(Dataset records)
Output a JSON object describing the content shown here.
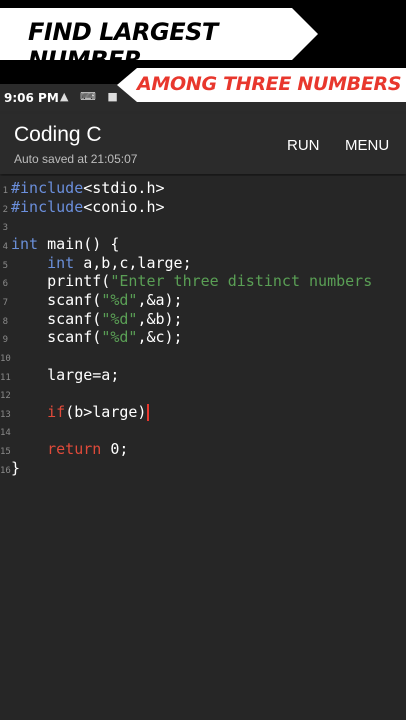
{
  "banners": {
    "top": "FIND LARGEST NUMBER",
    "second": "AMONG THREE NUMBERS"
  },
  "status_bar": {
    "time": "9:06 PM",
    "icons": [
      "notification-icon",
      "keyboard-icon",
      "video-icon"
    ]
  },
  "app": {
    "title": "Coding C",
    "subtitle": "Auto saved at 21:05:07",
    "run_label": "RUN",
    "menu_label": "MENU"
  },
  "code": [
    {
      "n": "1",
      "segments": [
        {
          "t": "#include",
          "c": "inc"
        },
        {
          "t": "<stdio.h>",
          "c": ""
        }
      ]
    },
    {
      "n": "2",
      "segments": [
        {
          "t": "#include",
          "c": "inc"
        },
        {
          "t": "<conio.h>",
          "c": ""
        }
      ]
    },
    {
      "n": "3",
      "segments": []
    },
    {
      "n": "4",
      "segments": [
        {
          "t": "int",
          "c": "kw"
        },
        {
          "t": " main() {",
          "c": ""
        }
      ]
    },
    {
      "n": "5",
      "segments": [
        {
          "t": "    ",
          "c": ""
        },
        {
          "t": "int",
          "c": "kw"
        },
        {
          "t": " a,b,c,large;",
          "c": ""
        }
      ]
    },
    {
      "n": "6",
      "segments": [
        {
          "t": "    printf(",
          "c": ""
        },
        {
          "t": "\"Enter three distinct numbers",
          "c": "str"
        }
      ]
    },
    {
      "n": "7",
      "segments": [
        {
          "t": "    scanf(",
          "c": ""
        },
        {
          "t": "\"%d\"",
          "c": "str"
        },
        {
          "t": ",&a);",
          "c": ""
        }
      ]
    },
    {
      "n": "8",
      "segments": [
        {
          "t": "    scanf(",
          "c": ""
        },
        {
          "t": "\"%d\"",
          "c": "str"
        },
        {
          "t": ",&b);",
          "c": ""
        }
      ]
    },
    {
      "n": "9",
      "segments": [
        {
          "t": "    scanf(",
          "c": ""
        },
        {
          "t": "\"%d\"",
          "c": "str"
        },
        {
          "t": ",&c);",
          "c": ""
        }
      ]
    },
    {
      "n": "10",
      "segments": []
    },
    {
      "n": "11",
      "segments": [
        {
          "t": "    large=a;",
          "c": ""
        }
      ]
    },
    {
      "n": "12",
      "segments": []
    },
    {
      "n": "13",
      "segments": [
        {
          "t": "    ",
          "c": ""
        },
        {
          "t": "if",
          "c": "red"
        },
        {
          "t": "(b>large)",
          "c": ""
        }
      ],
      "cursor": true
    },
    {
      "n": "14",
      "segments": []
    },
    {
      "n": "15",
      "segments": [
        {
          "t": "    ",
          "c": ""
        },
        {
          "t": "return",
          "c": "red"
        },
        {
          "t": " 0;",
          "c": ""
        }
      ]
    },
    {
      "n": "16",
      "segments": [
        {
          "t": "}",
          "c": ""
        }
      ]
    }
  ]
}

**Written instruction**
Pictures don't belong in the copy. Transcribe every record exactly as it appears.

**Response**
Output a JSON object describing the content shown here.
{
  "banners": {
    "top": "FIND LARGEST NUMBER",
    "second": "AMONG THREE NUMBERS"
  },
  "status_bar": {
    "time": "9:06 PM",
    "icons": [
      "notification-icon",
      "keyboard-icon",
      "video-icon"
    ]
  },
  "app": {
    "title": "Coding C",
    "subtitle": "Auto saved at 21:05:07",
    "run_label": "RUN",
    "menu_label": "MENU"
  },
  "code": [
    {
      "n": "1",
      "segments": [
        {
          "t": "#include",
          "c": "inc"
        },
        {
          "t": "<stdio.h>",
          "c": ""
        }
      ]
    },
    {
      "n": "2",
      "segments": [
        {
          "t": "#include",
          "c": "inc"
        },
        {
          "t": "<conio.h>",
          "c": ""
        }
      ]
    },
    {
      "n": "3",
      "segments": []
    },
    {
      "n": "4",
      "segments": [
        {
          "t": "int",
          "c": "kw"
        },
        {
          "t": " main() {",
          "c": ""
        }
      ]
    },
    {
      "n": "5",
      "segments": [
        {
          "t": "    ",
          "c": ""
        },
        {
          "t": "int",
          "c": "kw"
        },
        {
          "t": " a,b,c,large;",
          "c": ""
        }
      ]
    },
    {
      "n": "6",
      "segments": [
        {
          "t": "    printf(",
          "c": ""
        },
        {
          "t": "\"Enter three distinct numbers",
          "c": "str"
        }
      ]
    },
    {
      "n": "7",
      "segments": [
        {
          "t": "    scanf(",
          "c": ""
        },
        {
          "t": "\"%d\"",
          "c": "str"
        },
        {
          "t": ",&a);",
          "c": ""
        }
      ]
    },
    {
      "n": "8",
      "segments": [
        {
          "t": "    scanf(",
          "c": ""
        },
        {
          "t": "\"%d\"",
          "c": "str"
        },
        {
          "t": ",&b);",
          "c": ""
        }
      ]
    },
    {
      "n": "9",
      "segments": [
        {
          "t": "    scanf(",
          "c": ""
        },
        {
          "t": "\"%d\"",
          "c": "str"
        },
        {
          "t": ",&c);",
          "c": ""
        }
      ]
    },
    {
      "n": "10",
      "segments": []
    },
    {
      "n": "11",
      "segments": [
        {
          "t": "    large=a;",
          "c": ""
        }
      ]
    },
    {
      "n": "12",
      "segments": []
    },
    {
      "n": "13",
      "segments": [
        {
          "t": "    ",
          "c": ""
        },
        {
          "t": "if",
          "c": "red"
        },
        {
          "t": "(b>large)",
          "c": ""
        }
      ],
      "cursor": true
    },
    {
      "n": "14",
      "segments": []
    },
    {
      "n": "15",
      "segments": [
        {
          "t": "    ",
          "c": ""
        },
        {
          "t": "return",
          "c": "red"
        },
        {
          "t": " 0;",
          "c": ""
        }
      ]
    },
    {
      "n": "16",
      "segments": [
        {
          "t": "}",
          "c": ""
        }
      ]
    }
  ]
}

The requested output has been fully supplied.